◆ What you need to do ◆
Make an exact copy of the records below, leaving every image out.
BEGIN Input data
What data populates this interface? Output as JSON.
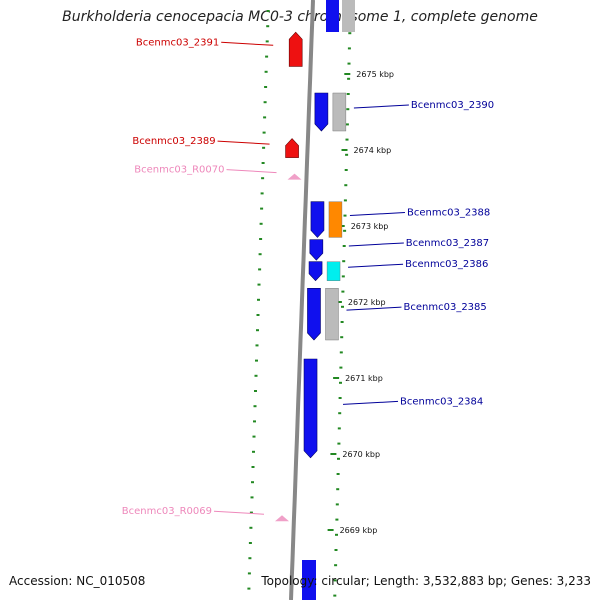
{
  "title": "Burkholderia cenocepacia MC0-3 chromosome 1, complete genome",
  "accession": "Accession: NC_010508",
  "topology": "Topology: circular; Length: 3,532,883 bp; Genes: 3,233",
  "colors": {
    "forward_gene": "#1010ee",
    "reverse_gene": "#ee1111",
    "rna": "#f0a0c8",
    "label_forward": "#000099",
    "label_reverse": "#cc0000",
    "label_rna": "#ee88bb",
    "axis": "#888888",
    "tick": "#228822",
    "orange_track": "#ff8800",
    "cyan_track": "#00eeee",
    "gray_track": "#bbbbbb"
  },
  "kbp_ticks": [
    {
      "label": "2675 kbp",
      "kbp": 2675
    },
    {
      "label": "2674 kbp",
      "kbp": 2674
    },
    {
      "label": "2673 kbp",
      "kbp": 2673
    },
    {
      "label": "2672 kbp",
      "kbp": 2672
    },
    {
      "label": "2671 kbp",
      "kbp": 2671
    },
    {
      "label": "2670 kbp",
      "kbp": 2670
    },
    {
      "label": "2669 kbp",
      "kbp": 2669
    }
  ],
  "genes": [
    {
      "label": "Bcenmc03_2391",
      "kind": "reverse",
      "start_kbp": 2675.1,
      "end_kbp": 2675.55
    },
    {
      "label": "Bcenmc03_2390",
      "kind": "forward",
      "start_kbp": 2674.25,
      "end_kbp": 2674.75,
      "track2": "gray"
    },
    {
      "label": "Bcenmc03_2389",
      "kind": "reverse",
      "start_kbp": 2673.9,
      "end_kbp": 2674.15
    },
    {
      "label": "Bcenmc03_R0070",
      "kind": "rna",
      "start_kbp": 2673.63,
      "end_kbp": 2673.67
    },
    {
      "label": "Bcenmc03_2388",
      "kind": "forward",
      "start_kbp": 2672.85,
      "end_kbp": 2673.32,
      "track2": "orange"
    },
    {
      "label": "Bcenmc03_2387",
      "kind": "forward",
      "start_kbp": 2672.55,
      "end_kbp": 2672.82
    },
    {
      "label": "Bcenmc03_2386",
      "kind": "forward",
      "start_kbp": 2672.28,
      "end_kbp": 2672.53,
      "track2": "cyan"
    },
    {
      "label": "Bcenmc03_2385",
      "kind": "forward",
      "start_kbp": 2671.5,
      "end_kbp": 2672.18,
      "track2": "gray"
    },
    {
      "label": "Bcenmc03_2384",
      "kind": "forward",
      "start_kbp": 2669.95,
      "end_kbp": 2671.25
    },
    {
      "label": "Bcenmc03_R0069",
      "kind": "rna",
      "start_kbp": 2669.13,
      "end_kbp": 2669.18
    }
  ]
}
END Input data
◆ Written reply ◆
What data populates this interface? Output as JSON.
{
  "title": "Burkholderia cenocepacia MC0-3 chromosome 1, complete genome",
  "accession": "Accession: NC_010508",
  "topology": "Topology: circular; Length: 3,532,883 bp; Genes: 3,233",
  "colors": {
    "forward_gene": "#1010ee",
    "reverse_gene": "#ee1111",
    "rna": "#f0a0c8",
    "label_forward": "#000099",
    "label_reverse": "#cc0000",
    "label_rna": "#ee88bb",
    "axis": "#888888",
    "tick": "#228822",
    "orange_track": "#ff8800",
    "cyan_track": "#00eeee",
    "gray_track": "#bbbbbb"
  },
  "kbp_ticks": [
    {
      "label": "2675 kbp",
      "kbp": 2675
    },
    {
      "label": "2674 kbp",
      "kbp": 2674
    },
    {
      "label": "2673 kbp",
      "kbp": 2673
    },
    {
      "label": "2672 kbp",
      "kbp": 2672
    },
    {
      "label": "2671 kbp",
      "kbp": 2671
    },
    {
      "label": "2670 kbp",
      "kbp": 2670
    },
    {
      "label": "2669 kbp",
      "kbp": 2669
    }
  ],
  "genes": [
    {
      "label": "Bcenmc03_2391",
      "kind": "reverse",
      "start_kbp": 2675.1,
      "end_kbp": 2675.55
    },
    {
      "label": "Bcenmc03_2390",
      "kind": "forward",
      "start_kbp": 2674.25,
      "end_kbp": 2674.75,
      "track2": "gray"
    },
    {
      "label": "Bcenmc03_2389",
      "kind": "reverse",
      "start_kbp": 2673.9,
      "end_kbp": 2674.15
    },
    {
      "label": "Bcenmc03_R0070",
      "kind": "rna",
      "start_kbp": 2673.63,
      "end_kbp": 2673.67
    },
    {
      "label": "Bcenmc03_2388",
      "kind": "forward",
      "start_kbp": 2672.85,
      "end_kbp": 2673.32,
      "track2": "orange"
    },
    {
      "label": "Bcenmc03_2387",
      "kind": "forward",
      "start_kbp": 2672.55,
      "end_kbp": 2672.82
    },
    {
      "label": "Bcenmc03_2386",
      "kind": "forward",
      "start_kbp": 2672.28,
      "end_kbp": 2672.53,
      "track2": "cyan"
    },
    {
      "label": "Bcenmc03_2385",
      "kind": "forward",
      "start_kbp": 2671.5,
      "end_kbp": 2672.18,
      "track2": "gray"
    },
    {
      "label": "Bcenmc03_2384",
      "kind": "forward",
      "start_kbp": 2669.95,
      "end_kbp": 2671.25
    },
    {
      "label": "Bcenmc03_R0069",
      "kind": "rna",
      "start_kbp": 2669.13,
      "end_kbp": 2669.18
    }
  ]
}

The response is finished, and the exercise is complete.